• [TASK DETAILS]
Exclude images, then output the remaining data verbatim.

(Records)
************

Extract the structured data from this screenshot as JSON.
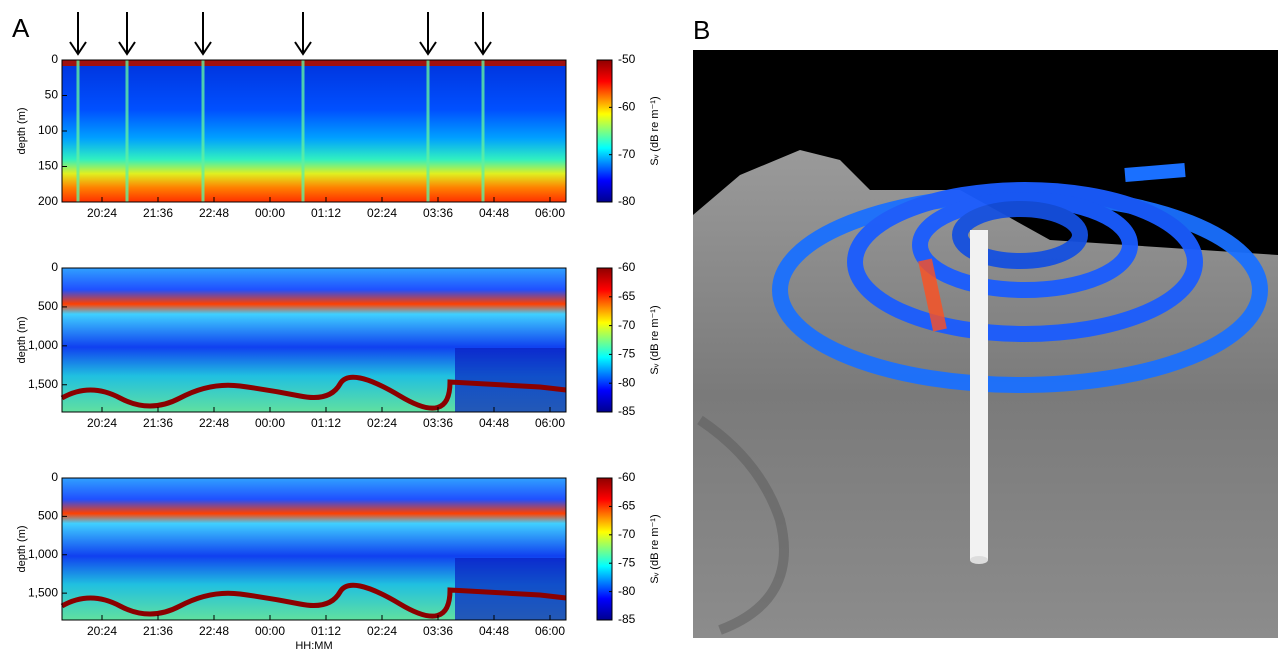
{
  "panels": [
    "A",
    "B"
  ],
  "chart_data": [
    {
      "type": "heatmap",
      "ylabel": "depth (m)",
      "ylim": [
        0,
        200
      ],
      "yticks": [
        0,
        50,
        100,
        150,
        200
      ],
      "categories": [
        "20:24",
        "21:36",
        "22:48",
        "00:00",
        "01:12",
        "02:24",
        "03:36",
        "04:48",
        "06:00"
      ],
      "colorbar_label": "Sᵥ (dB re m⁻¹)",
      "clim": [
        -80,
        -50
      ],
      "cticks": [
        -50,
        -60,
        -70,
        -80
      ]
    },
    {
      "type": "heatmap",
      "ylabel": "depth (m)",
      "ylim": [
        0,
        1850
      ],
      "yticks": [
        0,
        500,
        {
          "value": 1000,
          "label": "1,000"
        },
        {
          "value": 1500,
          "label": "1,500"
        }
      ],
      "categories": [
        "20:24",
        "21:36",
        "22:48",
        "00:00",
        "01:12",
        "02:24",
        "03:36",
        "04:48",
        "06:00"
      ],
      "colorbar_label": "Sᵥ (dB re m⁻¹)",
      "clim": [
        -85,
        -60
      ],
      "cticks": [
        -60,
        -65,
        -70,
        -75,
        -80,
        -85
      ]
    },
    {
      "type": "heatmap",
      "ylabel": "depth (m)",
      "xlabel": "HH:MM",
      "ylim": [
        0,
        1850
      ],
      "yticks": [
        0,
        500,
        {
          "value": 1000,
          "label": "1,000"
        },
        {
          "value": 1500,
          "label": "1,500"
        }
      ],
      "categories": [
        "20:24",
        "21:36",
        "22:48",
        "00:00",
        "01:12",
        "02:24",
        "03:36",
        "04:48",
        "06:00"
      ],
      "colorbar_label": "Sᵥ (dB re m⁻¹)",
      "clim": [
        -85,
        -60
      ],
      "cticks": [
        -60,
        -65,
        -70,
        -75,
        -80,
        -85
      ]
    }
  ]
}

************

• [RIGHT ANSWER]
Extract the structured data from this screenshot as JSON.
{
  "panels": [
    "A",
    "B"
  ],
  "chart_data": [
    {
      "type": "heatmap",
      "ylabel": "depth (m)",
      "ylim": [
        0,
        200
      ],
      "yticks": [
        0,
        50,
        100,
        150,
        200
      ],
      "categories": [
        "20:24",
        "21:36",
        "22:48",
        "00:00",
        "01:12",
        "02:24",
        "03:36",
        "04:48",
        "06:00"
      ],
      "colorbar_label": "Sᵥ (dB re m⁻¹)",
      "clim": [
        -80,
        -50
      ],
      "cticks": [
        -50,
        -60,
        -70,
        -80
      ]
    },
    {
      "type": "heatmap",
      "ylabel": "depth (m)",
      "ylim": [
        0,
        1850
      ],
      "yticks": [
        0,
        500,
        {
          "value": 1000,
          "label": "1,000"
        },
        {
          "value": 1500,
          "label": "1,500"
        }
      ],
      "categories": [
        "20:24",
        "21:36",
        "22:48",
        "00:00",
        "01:12",
        "02:24",
        "03:36",
        "04:48",
        "06:00"
      ],
      "colorbar_label": "Sᵥ (dB re m⁻¹)",
      "clim": [
        -85,
        -60
      ],
      "cticks": [
        -60,
        -65,
        -70,
        -75,
        -80,
        -85
      ]
    },
    {
      "type": "heatmap",
      "ylabel": "depth (m)",
      "xlabel": "HH:MM",
      "ylim": [
        0,
        1850
      ],
      "yticks": [
        0,
        500,
        {
          "value": 1000,
          "label": "1,000"
        },
        {
          "value": 1500,
          "label": "1,500"
        }
      ],
      "categories": [
        "20:24",
        "21:36",
        "22:48",
        "00:00",
        "01:12",
        "02:24",
        "03:36",
        "04:48",
        "06:00"
      ],
      "colorbar_label": "Sᵥ (dB re m⁻¹)",
      "clim": [
        -85,
        -60
      ],
      "cticks": [
        -60,
        -65,
        -70,
        -75,
        -80,
        -85
      ]
    }
  ]
}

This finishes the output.